#### DIRECTIVE:
Can you write out every line of the records below again, swapping each "Ersetzen" for "Aktualisieren" and leaving the rest unchanged?

======== PROVIDED ENTRIES

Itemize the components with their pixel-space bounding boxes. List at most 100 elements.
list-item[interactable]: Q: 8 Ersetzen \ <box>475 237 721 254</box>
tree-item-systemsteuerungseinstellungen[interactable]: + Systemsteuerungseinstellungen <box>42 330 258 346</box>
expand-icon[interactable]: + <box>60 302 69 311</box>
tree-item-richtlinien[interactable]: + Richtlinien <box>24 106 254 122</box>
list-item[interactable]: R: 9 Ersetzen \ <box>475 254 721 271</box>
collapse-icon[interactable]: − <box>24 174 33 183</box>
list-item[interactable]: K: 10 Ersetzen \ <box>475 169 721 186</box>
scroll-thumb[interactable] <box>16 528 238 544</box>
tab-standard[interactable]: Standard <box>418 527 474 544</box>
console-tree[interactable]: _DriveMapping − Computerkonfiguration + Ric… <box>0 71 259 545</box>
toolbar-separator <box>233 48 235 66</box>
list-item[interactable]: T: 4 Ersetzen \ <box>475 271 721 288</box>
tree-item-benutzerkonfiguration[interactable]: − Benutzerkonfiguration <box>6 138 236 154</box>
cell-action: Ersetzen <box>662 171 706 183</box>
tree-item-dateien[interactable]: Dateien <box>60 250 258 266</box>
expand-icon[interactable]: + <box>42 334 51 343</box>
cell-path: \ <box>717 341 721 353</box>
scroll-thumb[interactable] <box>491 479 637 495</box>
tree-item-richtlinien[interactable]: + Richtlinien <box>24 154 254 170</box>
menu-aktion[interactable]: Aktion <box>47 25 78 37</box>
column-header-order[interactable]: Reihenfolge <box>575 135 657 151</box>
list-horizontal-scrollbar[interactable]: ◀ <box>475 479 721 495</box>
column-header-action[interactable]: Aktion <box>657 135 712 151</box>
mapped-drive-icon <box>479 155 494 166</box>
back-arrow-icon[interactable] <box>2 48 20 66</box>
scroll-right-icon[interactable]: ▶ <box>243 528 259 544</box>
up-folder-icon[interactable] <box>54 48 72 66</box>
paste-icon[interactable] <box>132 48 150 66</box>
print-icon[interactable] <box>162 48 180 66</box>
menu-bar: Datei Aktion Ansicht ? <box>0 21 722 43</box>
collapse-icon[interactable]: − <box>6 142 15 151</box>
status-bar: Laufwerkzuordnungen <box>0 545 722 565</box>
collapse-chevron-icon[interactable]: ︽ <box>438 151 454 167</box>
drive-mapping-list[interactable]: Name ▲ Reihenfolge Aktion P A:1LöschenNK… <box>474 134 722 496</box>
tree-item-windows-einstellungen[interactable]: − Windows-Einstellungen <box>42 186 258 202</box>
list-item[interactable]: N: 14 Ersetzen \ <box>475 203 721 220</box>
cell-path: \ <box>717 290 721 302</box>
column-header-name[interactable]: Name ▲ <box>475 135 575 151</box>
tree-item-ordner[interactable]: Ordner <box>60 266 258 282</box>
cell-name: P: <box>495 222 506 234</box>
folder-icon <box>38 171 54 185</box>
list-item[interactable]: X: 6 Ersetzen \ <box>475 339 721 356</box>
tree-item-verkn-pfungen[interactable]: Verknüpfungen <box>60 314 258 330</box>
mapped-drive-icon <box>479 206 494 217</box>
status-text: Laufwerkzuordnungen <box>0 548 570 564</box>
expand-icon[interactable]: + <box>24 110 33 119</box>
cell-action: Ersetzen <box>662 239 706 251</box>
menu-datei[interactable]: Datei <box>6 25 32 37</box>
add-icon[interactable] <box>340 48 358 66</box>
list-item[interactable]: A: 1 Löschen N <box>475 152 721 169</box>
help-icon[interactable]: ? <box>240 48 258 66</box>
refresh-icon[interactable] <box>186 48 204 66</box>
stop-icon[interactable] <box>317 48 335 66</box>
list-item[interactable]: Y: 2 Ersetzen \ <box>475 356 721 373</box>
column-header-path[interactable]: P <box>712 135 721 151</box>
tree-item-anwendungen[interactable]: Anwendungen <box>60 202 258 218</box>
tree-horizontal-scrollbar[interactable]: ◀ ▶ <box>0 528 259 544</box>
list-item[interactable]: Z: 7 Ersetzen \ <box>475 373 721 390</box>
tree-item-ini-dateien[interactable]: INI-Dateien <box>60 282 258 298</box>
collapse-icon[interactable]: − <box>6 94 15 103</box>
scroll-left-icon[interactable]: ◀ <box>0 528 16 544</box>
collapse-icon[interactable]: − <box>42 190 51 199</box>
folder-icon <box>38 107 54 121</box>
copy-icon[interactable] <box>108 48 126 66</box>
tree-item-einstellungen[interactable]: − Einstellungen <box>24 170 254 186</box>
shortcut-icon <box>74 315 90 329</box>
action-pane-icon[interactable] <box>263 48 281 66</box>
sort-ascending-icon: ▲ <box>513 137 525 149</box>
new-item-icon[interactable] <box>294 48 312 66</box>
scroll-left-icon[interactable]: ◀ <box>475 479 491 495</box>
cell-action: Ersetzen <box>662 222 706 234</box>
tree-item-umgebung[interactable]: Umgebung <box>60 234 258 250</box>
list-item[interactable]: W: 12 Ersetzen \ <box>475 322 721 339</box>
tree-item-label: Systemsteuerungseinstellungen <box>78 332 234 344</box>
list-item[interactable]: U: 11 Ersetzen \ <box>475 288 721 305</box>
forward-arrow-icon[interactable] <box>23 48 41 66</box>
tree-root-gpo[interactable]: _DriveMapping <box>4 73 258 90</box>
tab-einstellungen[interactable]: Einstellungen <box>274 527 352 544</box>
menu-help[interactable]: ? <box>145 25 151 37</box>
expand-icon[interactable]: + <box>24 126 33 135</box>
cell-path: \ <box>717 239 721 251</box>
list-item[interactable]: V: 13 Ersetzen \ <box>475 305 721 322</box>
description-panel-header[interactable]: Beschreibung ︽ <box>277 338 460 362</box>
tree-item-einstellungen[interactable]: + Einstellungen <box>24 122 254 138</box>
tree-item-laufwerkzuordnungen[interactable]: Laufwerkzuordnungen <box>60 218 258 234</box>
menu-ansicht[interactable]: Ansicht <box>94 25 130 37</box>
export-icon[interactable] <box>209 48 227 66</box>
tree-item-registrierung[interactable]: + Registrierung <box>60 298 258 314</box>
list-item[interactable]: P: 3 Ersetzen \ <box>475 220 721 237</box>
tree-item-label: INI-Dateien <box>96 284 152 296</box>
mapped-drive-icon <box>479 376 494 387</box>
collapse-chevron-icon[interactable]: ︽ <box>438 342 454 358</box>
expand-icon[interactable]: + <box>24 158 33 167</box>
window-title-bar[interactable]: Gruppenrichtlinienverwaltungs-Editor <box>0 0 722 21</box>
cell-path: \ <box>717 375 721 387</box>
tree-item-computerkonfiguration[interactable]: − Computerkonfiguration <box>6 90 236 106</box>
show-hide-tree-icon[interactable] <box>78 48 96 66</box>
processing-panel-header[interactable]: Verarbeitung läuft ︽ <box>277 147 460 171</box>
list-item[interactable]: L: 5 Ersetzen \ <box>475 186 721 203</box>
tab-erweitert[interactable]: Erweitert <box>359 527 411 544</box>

================

#### SOLVED PROBLEM:
Itemize the components with their pixel-space bounding boxes. List at most 100 elements.
list-item[interactable]: Q: 8 Aktualisieren \ <box>475 237 721 254</box>
tree-item-systemsteuerungseinstellungen[interactable]: + Systemsteuerungseinstellungen <box>42 330 258 346</box>
expand-icon[interactable]: + <box>60 302 69 311</box>
tree-item-richtlinien[interactable]: + Richtlinien <box>24 106 254 122</box>
list-item[interactable]: R: 9 Aktualisieren \ <box>475 254 721 271</box>
collapse-icon[interactable]: − <box>24 174 33 183</box>
list-item[interactable]: K: 10 Aktualisieren \ <box>475 169 721 186</box>
scroll-thumb[interactable] <box>16 528 238 544</box>
tab-standard[interactable]: Standard <box>418 527 474 544</box>
console-tree[interactable]: _DriveMapping − Computerkonfiguration + Ric… <box>0 71 259 545</box>
toolbar-separator <box>233 48 235 66</box>
list-item[interactable]: T: 4 Aktualisieren \ <box>475 271 721 288</box>
tree-item-benutzerkonfiguration[interactable]: − Benutzerkonfiguration <box>6 138 236 154</box>
cell-action: Aktualisieren <box>662 171 706 183</box>
tree-item-dateien[interactable]: Dateien <box>60 250 258 266</box>
expand-icon[interactable]: + <box>42 334 51 343</box>
cell-path: \ <box>717 341 721 353</box>
scroll-thumb[interactable] <box>491 479 637 495</box>
tree-item-richtlinien[interactable]: + Richtlinien <box>24 154 254 170</box>
menu-aktion[interactable]: Aktion <box>47 25 78 37</box>
column-header-order[interactable]: Reihenfolge <box>575 135 657 151</box>
list-horizontal-scrollbar[interactable]: ◀ <box>475 479 721 495</box>
column-header-action[interactable]: Aktion <box>657 135 712 151</box>
mapped-drive-icon <box>479 155 494 166</box>
back-arrow-icon[interactable] <box>2 48 20 66</box>
scroll-right-icon[interactable]: ▶ <box>243 528 259 544</box>
up-folder-icon[interactable] <box>54 48 72 66</box>
paste-icon[interactable] <box>132 48 150 66</box>
print-icon[interactable] <box>162 48 180 66</box>
menu-bar: Datei Aktion Ansicht ? <box>0 21 722 43</box>
collapse-icon[interactable]: − <box>6 142 15 151</box>
status-bar: Laufwerkzuordnungen <box>0 545 722 565</box>
collapse-chevron-icon[interactable]: ︽ <box>438 151 454 167</box>
drive-mapping-list[interactable]: Name ▲ Reihenfolge Aktion P A:1LöschenNK… <box>474 134 722 496</box>
tree-item-windows-einstellungen[interactable]: − Windows-Einstellungen <box>42 186 258 202</box>
list-item[interactable]: N: 14 Aktualisieren \ <box>475 203 721 220</box>
cell-path: \ <box>717 290 721 302</box>
column-header-name[interactable]: Name ▲ <box>475 135 575 151</box>
tree-item-ordner[interactable]: Ordner <box>60 266 258 282</box>
cell-name: P: <box>495 222 506 234</box>
folder-icon <box>38 171 54 185</box>
list-item[interactable]: X: 6 Aktualisieren \ <box>475 339 721 356</box>
tree-item-verkn-pfungen[interactable]: Verknüpfungen <box>60 314 258 330</box>
mapped-drive-icon <box>479 206 494 217</box>
status-text: Laufwerkzuordnungen <box>0 548 570 564</box>
expand-icon[interactable]: + <box>24 110 33 119</box>
cell-action: Aktualisieren <box>662 239 706 251</box>
menu-datei[interactable]: Datei <box>6 25 32 37</box>
add-icon[interactable] <box>340 48 358 66</box>
list-item[interactable]: A: 1 Löschen N <box>475 152 721 169</box>
help-icon[interactable]: ? <box>240 48 258 66</box>
refresh-icon[interactable] <box>186 48 204 66</box>
stop-icon[interactable] <box>317 48 335 66</box>
list-item[interactable]: Y: 2 Aktualisieren \ <box>475 356 721 373</box>
column-header-path[interactable]: P <box>712 135 721 151</box>
tree-item-anwendungen[interactable]: Anwendungen <box>60 202 258 218</box>
tree-horizontal-scrollbar[interactable]: ◀ ▶ <box>0 528 259 544</box>
list-item[interactable]: Z: 7 Aktualisieren \ <box>475 373 721 390</box>
tree-item-ini-dateien[interactable]: INI-Dateien <box>60 282 258 298</box>
collapse-icon[interactable]: − <box>6 94 15 103</box>
scroll-left-icon[interactable]: ◀ <box>0 528 16 544</box>
collapse-icon[interactable]: − <box>42 190 51 199</box>
folder-icon <box>38 107 54 121</box>
copy-icon[interactable] <box>108 48 126 66</box>
tree-item-einstellungen[interactable]: − Einstellungen <box>24 170 254 186</box>
shortcut-icon <box>74 315 90 329</box>
action-pane-icon[interactable] <box>263 48 281 66</box>
sort-ascending-icon: ▲ <box>513 137 525 149</box>
new-item-icon[interactable] <box>294 48 312 66</box>
scroll-left-icon[interactable]: ◀ <box>475 479 491 495</box>
cell-action: Aktualisieren <box>662 222 706 234</box>
tree-item-umgebung[interactable]: Umgebung <box>60 234 258 250</box>
list-item[interactable]: W: 12 Aktualisieren \ <box>475 322 721 339</box>
tree-item-label: Systemsteuerungseinstellungen <box>78 332 234 344</box>
list-item[interactable]: U: 11 Aktualisieren \ <box>475 288 721 305</box>
forward-arrow-icon[interactable] <box>23 48 41 66</box>
tree-root-gpo[interactable]: _DriveMapping <box>4 73 258 90</box>
tab-einstellungen[interactable]: Einstellungen <box>274 527 352 544</box>
menu-help[interactable]: ? <box>145 25 151 37</box>
expand-icon[interactable]: + <box>24 126 33 135</box>
cell-path: \ <box>717 239 721 251</box>
list-item[interactable]: V: 13 Aktualisieren \ <box>475 305 721 322</box>
description-panel-header[interactable]: Beschreibung ︽ <box>277 338 460 362</box>
tree-item-einstellungen[interactable]: + Einstellungen <box>24 122 254 138</box>
tree-item-laufwerkzuordnungen[interactable]: Laufwerkzuordnungen <box>60 218 258 234</box>
menu-ansicht[interactable]: Ansicht <box>94 25 130 37</box>
export-icon[interactable] <box>209 48 227 66</box>
tree-item-registrierung[interactable]: + Registrierung <box>60 298 258 314</box>
list-item[interactable]: P: 3 Aktualisieren \ <box>475 220 721 237</box>
tree-item-label: INI-Dateien <box>96 284 152 296</box>
mapped-drive-icon <box>479 376 494 387</box>
collapse-chevron-icon[interactable]: ︽ <box>438 342 454 358</box>
expand-icon[interactable]: + <box>24 158 33 167</box>
window-title-bar[interactable]: Gruppenrichtlinienverwaltungs-Editor <box>0 0 722 21</box>
cell-path: \ <box>717 375 721 387</box>
tree-item-computerkonfiguration[interactable]: − Computerkonfiguration <box>6 90 236 106</box>
show-hide-tree-icon[interactable] <box>78 48 96 66</box>
processing-panel-header[interactable]: Verarbeitung läuft ︽ <box>277 147 460 171</box>
list-item[interactable]: L: 5 Aktualisieren \ <box>475 186 721 203</box>
tab-erweitert[interactable]: Erweitert <box>359 527 411 544</box>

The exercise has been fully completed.